[Figure contents as structured data]
━━━━━━━━

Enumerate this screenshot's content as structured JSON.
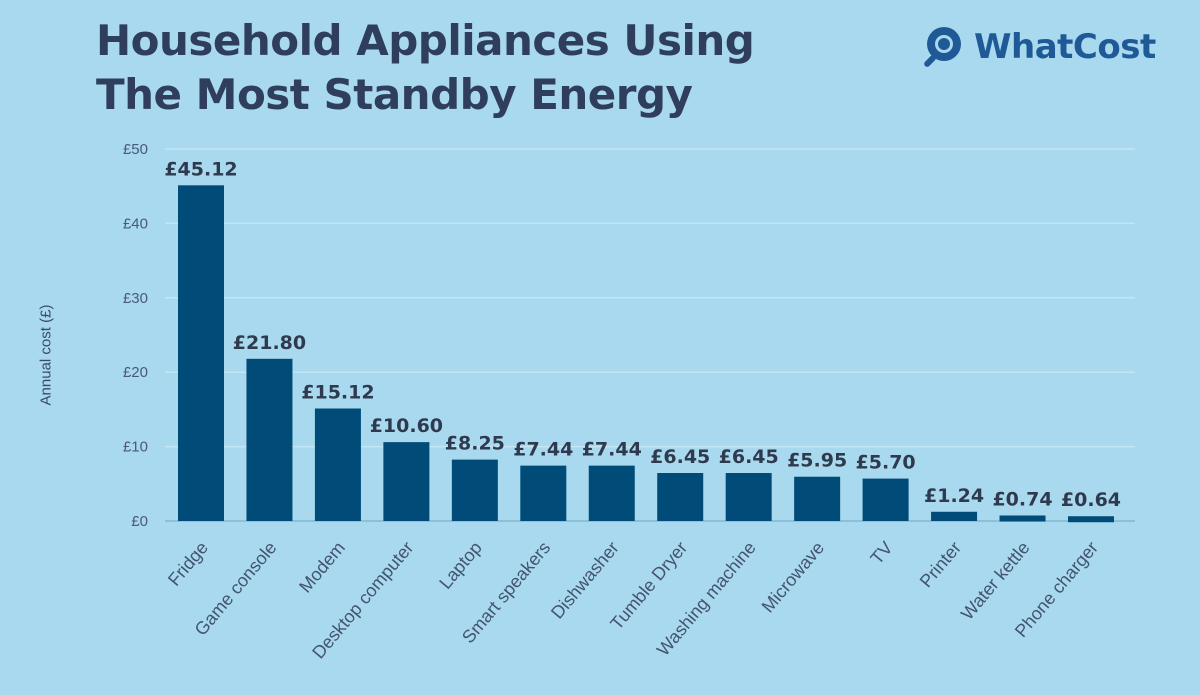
{
  "header": {
    "title_line1": "Household Appliances Using",
    "title_line2": "The Most Standby Energy"
  },
  "brand": {
    "name": "WhatCost",
    "icon": "magnifier-icon",
    "color": "#1f5a96"
  },
  "colors": {
    "background": "#a8d9ee",
    "bar": "#004b78",
    "grid": "#c4e6f4"
  },
  "chart_data": {
    "type": "bar",
    "title": "Household Appliances Using The Most Standby Energy",
    "xlabel": "",
    "ylabel": "Annual cost (£)",
    "ylim": [
      0,
      50
    ],
    "yticks": [
      0,
      10,
      20,
      30,
      40,
      50
    ],
    "ytick_labels": [
      "£0",
      "£10",
      "£20",
      "£30",
      "£40",
      "£50"
    ],
    "grid": true,
    "categories": [
      "Fridge",
      "Game console",
      "Modem",
      "Desktop computer",
      "Laptop",
      "Smart speakers",
      "Dishwasher",
      "Tumble Dryer",
      "Washing machine",
      "Microwave",
      "TV",
      "Printer",
      "Water kettle",
      "Phone charger"
    ],
    "values": [
      45.12,
      21.8,
      15.12,
      10.6,
      8.25,
      7.44,
      7.44,
      6.45,
      6.45,
      5.95,
      5.7,
      1.24,
      0.74,
      0.64
    ],
    "value_labels": [
      "£45.12",
      "£21.80",
      "£15.12",
      "£10.60",
      "£8.25",
      "£7.44",
      "£7.44",
      "£6.45",
      "£6.45",
      "£5.95",
      "£5.70",
      "£1.24",
      "£0.74",
      "£0.64"
    ]
  }
}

━━━━━━━━

REQUIREMENT. Where a line in the material above holds "Using", copy that line.

TASK RESPONSE.
    "title_line1": "Household Appliances Using",
    "title": "Household Appliances Using The Most Standby Energy",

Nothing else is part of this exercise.